# DIRECTIONS:
Copy out all the records exactly.

** BEGIN PROVIDED RECORDS **

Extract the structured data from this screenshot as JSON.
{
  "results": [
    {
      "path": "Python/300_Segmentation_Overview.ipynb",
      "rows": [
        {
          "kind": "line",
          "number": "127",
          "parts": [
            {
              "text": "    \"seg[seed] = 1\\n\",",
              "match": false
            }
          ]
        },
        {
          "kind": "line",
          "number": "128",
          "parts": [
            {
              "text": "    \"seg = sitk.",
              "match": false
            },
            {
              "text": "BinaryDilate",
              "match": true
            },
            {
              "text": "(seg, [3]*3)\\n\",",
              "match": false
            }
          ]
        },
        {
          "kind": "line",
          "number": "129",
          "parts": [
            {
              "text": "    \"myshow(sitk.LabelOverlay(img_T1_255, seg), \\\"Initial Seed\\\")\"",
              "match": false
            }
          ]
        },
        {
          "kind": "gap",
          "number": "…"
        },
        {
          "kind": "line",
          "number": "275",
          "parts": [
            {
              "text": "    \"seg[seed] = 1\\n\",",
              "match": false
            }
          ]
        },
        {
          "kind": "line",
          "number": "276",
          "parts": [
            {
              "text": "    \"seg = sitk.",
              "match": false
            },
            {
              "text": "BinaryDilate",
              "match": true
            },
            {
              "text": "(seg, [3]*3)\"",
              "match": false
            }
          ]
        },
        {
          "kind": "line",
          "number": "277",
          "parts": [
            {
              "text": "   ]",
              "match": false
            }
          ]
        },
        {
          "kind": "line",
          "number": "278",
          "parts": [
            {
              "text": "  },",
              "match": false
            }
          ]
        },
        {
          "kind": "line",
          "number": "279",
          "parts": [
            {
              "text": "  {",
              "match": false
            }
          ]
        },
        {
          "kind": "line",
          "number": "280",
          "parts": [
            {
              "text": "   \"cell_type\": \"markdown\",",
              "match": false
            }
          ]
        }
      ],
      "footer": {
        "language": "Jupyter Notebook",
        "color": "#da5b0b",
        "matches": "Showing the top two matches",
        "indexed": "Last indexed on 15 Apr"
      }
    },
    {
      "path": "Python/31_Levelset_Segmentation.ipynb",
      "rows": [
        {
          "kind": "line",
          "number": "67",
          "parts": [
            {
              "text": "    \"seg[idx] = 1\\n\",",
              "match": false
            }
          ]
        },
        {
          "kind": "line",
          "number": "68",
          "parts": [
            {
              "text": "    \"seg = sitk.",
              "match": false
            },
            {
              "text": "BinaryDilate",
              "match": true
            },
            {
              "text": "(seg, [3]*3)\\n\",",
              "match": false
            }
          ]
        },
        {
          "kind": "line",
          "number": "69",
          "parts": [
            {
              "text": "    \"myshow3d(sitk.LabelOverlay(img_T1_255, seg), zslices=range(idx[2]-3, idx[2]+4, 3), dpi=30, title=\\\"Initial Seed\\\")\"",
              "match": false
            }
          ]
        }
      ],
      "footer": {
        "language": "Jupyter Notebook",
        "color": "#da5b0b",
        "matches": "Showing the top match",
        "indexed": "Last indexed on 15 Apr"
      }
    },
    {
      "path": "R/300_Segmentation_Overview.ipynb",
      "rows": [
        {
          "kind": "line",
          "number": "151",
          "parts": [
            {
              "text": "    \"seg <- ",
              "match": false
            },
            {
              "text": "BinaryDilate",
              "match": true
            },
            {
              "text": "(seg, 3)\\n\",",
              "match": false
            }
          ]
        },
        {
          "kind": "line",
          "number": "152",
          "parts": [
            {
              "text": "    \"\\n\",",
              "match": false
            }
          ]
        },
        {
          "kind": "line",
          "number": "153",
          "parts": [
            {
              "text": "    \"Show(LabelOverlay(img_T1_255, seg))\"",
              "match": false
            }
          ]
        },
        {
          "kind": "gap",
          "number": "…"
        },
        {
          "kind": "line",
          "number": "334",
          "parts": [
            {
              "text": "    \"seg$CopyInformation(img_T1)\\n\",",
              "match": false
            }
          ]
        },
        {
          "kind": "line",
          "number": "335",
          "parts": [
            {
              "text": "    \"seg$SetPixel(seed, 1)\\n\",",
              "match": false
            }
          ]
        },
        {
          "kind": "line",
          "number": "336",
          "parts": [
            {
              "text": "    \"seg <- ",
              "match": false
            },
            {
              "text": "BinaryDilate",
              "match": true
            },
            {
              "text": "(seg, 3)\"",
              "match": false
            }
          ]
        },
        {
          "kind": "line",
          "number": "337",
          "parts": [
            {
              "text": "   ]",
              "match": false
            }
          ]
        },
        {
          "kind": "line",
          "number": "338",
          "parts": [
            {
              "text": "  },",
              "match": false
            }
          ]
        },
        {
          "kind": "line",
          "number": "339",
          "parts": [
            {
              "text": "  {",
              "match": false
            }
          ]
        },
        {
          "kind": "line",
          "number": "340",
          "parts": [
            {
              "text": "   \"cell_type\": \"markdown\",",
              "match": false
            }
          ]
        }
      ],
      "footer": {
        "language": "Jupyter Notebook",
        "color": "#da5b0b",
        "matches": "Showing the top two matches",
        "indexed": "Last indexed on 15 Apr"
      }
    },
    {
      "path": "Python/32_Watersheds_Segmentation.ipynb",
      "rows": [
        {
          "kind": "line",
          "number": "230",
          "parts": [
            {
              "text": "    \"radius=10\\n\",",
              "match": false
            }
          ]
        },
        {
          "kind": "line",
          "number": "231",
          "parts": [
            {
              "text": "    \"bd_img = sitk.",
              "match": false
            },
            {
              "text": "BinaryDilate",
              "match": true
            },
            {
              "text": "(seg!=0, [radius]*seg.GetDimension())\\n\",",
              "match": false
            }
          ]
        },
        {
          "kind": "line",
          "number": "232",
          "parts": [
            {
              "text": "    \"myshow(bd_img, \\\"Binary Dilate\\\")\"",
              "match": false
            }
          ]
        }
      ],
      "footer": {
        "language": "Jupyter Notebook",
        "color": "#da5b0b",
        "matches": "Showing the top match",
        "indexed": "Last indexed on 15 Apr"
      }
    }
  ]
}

** END PROVIDED RECORDS **

# EXPECTED ANSWER:
Extract the structured data from this screenshot as JSON.
{
  "results": [
    {
      "path": "Python/300_Segmentation_Overview.ipynb",
      "rows": [
        {
          "kind": "line",
          "number": "127",
          "parts": [
            {
              "text": "    \"seg[seed] = 1\\n\",",
              "match": false
            }
          ]
        },
        {
          "kind": "line",
          "number": "128",
          "parts": [
            {
              "text": "    \"seg = sitk.",
              "match": false
            },
            {
              "text": "BinaryDilate",
              "match": true
            },
            {
              "text": "(seg, [3]*3)\\n\",",
              "match": false
            }
          ]
        },
        {
          "kind": "line",
          "number": "129",
          "parts": [
            {
              "text": "    \"myshow(sitk.LabelOverlay(img_T1_255, seg), \\\"Initial Seed\\\")\"",
              "match": false
            }
          ]
        },
        {
          "kind": "gap",
          "number": "…"
        },
        {
          "kind": "line",
          "number": "275",
          "parts": [
            {
              "text": "    \"seg[seed] = 1\\n\",",
              "match": false
            }
          ]
        },
        {
          "kind": "line",
          "number": "276",
          "parts": [
            {
              "text": "    \"seg = sitk.",
              "match": false
            },
            {
              "text": "BinaryDilate",
              "match": true
            },
            {
              "text": "(seg, [3]*3)\"",
              "match": false
            }
          ]
        },
        {
          "kind": "line",
          "number": "277",
          "parts": [
            {
              "text": "   ]",
              "match": false
            }
          ]
        },
        {
          "kind": "line",
          "number": "278",
          "parts": [
            {
              "text": "  },",
              "match": false
            }
          ]
        },
        {
          "kind": "line",
          "number": "279",
          "parts": [
            {
              "text": "  {",
              "match": false
            }
          ]
        },
        {
          "kind": "line",
          "number": "280",
          "parts": [
            {
              "text": "   \"cell_type\": \"markdown\",",
              "match": false
            }
          ]
        }
      ],
      "footer": {
        "language": "Jupyter Notebook",
        "color": "#da5b0b",
        "matches": "Showing the top two matches",
        "indexed": "Last indexed on 15 Apr"
      }
    },
    {
      "path": "Python/31_Levelset_Segmentation.ipynb",
      "rows": [
        {
          "kind": "line",
          "number": "67",
          "parts": [
            {
              "text": "    \"seg[idx] = 1\\n\",",
              "match": false
            }
          ]
        },
        {
          "kind": "line",
          "number": "68",
          "parts": [
            {
              "text": "    \"seg = sitk.",
              "match": false
            },
            {
              "text": "BinaryDilate",
              "match": true
            },
            {
              "text": "(seg, [3]*3)\\n\",",
              "match": false
            }
          ]
        },
        {
          "kind": "line",
          "number": "69",
          "parts": [
            {
              "text": "    \"myshow3d(sitk.LabelOverlay(img_T1_255, seg), zslices=range(idx[2]-3, idx[2]+4, 3), dpi=30, title=\\\"Initial Seed\\\")\"",
              "match": false
            }
          ]
        }
      ],
      "footer": {
        "language": "Jupyter Notebook",
        "color": "#da5b0b",
        "matches": "Showing the top match",
        "indexed": "Last indexed on 15 Apr"
      }
    },
    {
      "path": "R/300_Segmentation_Overview.ipynb",
      "rows": [
        {
          "kind": "line",
          "number": "151",
          "parts": [
            {
              "text": "    \"seg <- ",
              "match": false
            },
            {
              "text": "BinaryDilate",
              "match": true
            },
            {
              "text": "(seg, 3)\\n\",",
              "match": false
            }
          ]
        },
        {
          "kind": "line",
          "number": "152",
          "parts": [
            {
              "text": "    \"\\n\",",
              "match": false
            }
          ]
        },
        {
          "kind": "line",
          "number": "153",
          "parts": [
            {
              "text": "    \"Show(LabelOverlay(img_T1_255, seg))\"",
              "match": false
            }
          ]
        },
        {
          "kind": "gap",
          "number": "…"
        },
        {
          "kind": "line",
          "number": "334",
          "parts": [
            {
              "text": "    \"seg$CopyInformation(img_T1)\\n\",",
              "match": false
            }
          ]
        },
        {
          "kind": "line",
          "number": "335",
          "parts": [
            {
              "text": "    \"seg$SetPixel(seed, 1)\\n\",",
              "match": false
            }
          ]
        },
        {
          "kind": "line",
          "number": "336",
          "parts": [
            {
              "text": "    \"seg <- ",
              "match": false
            },
            {
              "text": "BinaryDilate",
              "match": true
            },
            {
              "text": "(seg, 3)\"",
              "match": false
            }
          ]
        },
        {
          "kind": "line",
          "number": "337",
          "parts": [
            {
              "text": "   ]",
              "match": false
            }
          ]
        },
        {
          "kind": "line",
          "number": "338",
          "parts": [
            {
              "text": "  },",
              "match": false
            }
          ]
        },
        {
          "kind": "line",
          "number": "339",
          "parts": [
            {
              "text": "  {",
              "match": false
            }
          ]
        },
        {
          "kind": "line",
          "number": "340",
          "parts": [
            {
              "text": "   \"cell_type\": \"markdown\",",
              "match": false
            }
          ]
        }
      ],
      "footer": {
        "language": "Jupyter Notebook",
        "color": "#da5b0b",
        "matches": "Showing the top two matches",
        "indexed": "Last indexed on 15 Apr"
      }
    },
    {
      "path": "Python/32_Watersheds_Segmentation.ipynb",
      "rows": [
        {
          "kind": "line",
          "number": "230",
          "parts": [
            {
              "text": "    \"radius=10\\n\",",
              "match": false
            }
          ]
        },
        {
          "kind": "line",
          "number": "231",
          "parts": [
            {
              "text": "    \"bd_img = sitk.",
              "match": false
            },
            {
              "text": "BinaryDilate",
              "match": true
            },
            {
              "text": "(seg!=0, [radius]*seg.GetDimension())\\n\",",
              "match": false
            }
          ]
        },
        {
          "kind": "line",
          "number": "232",
          "parts": [
            {
              "text": "    \"myshow(bd_img, \\\"Binary Dilate\\\")\"",
              "match": false
            }
          ]
        }
      ],
      "footer": {
        "language": "Jupyter Notebook",
        "color": "#da5b0b",
        "matches": "Showing the top match",
        "indexed": "Last indexed on 15 Apr"
      }
    }
  ]
}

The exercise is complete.